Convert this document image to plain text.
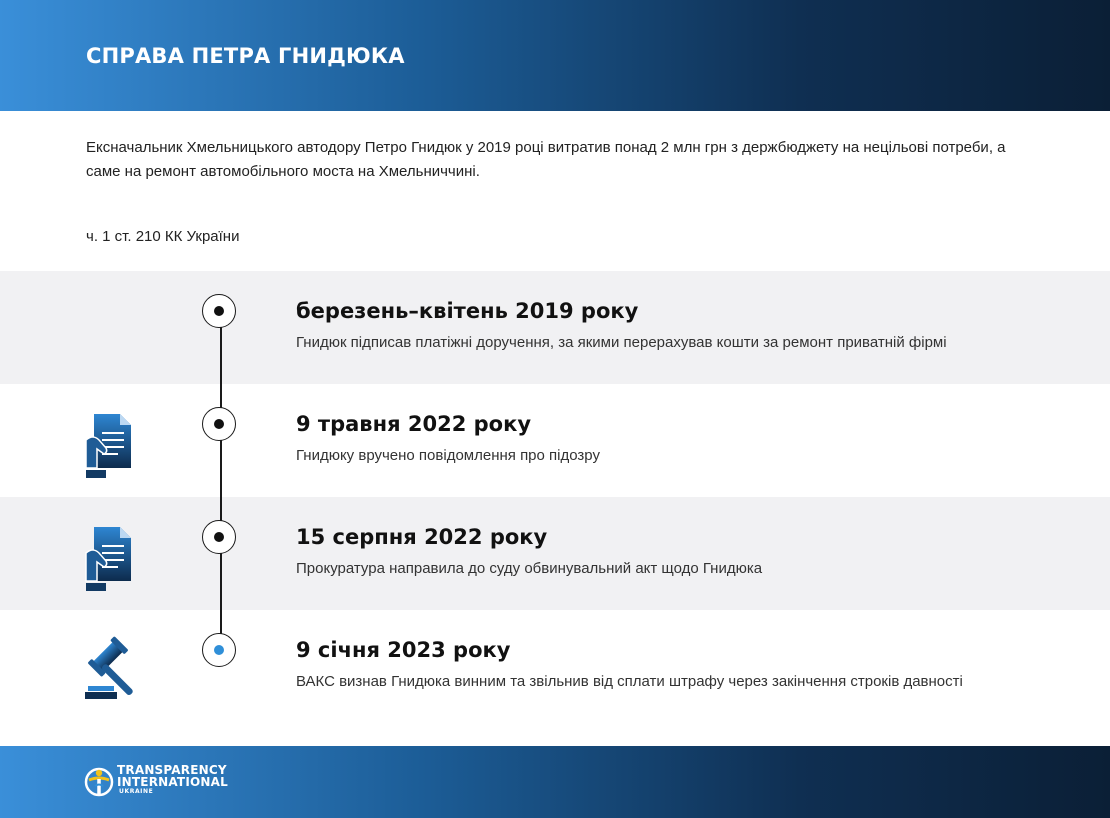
СПРАВА ПЕТРА ГНИДЮКА
Ексначальник Хмельницького автодору Петро Гнидюк у 2019 році витратив понад 2 млн грн з держбюджету на нецільові потреби, а саме на ремонт автомобільного моста на Хмельниччині.
ч. 1 ст. 210 КК України
березень–квітень 2019 року
Гнидюк підписав платіжні доручення, за якими перерахував кошти за ремонт приватній фірмі
9 травня 2022 року
Гнидюку вручено повідомлення про підозру
15 серпня 2022 року
Прокуратура направила до суду обвинувальний акт щодо Гнидюка
9 січня 2023 року
ВАКС визнав Гнидюка винним та звільнив від сплати штрафу через закінчення строків давності
TRANSPARENCY
INTERNATIONAL
UKRAINE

··········

**What needs to be done:**
Using the listing above, pick out each line that contains the word "ремонт", then copy it.

**Expected answer:**
Ексначальник Хмельницького автодору Петро Гнидюк у 2019 році витратив понад 2 млн грн з держбюджету на нецільові потреби, а саме на ремонт автомобільного моста на Хмельниччині.
Гнидюк підписав платіжні доручення, за якими перерахував кошти за ремонт приватній фірмі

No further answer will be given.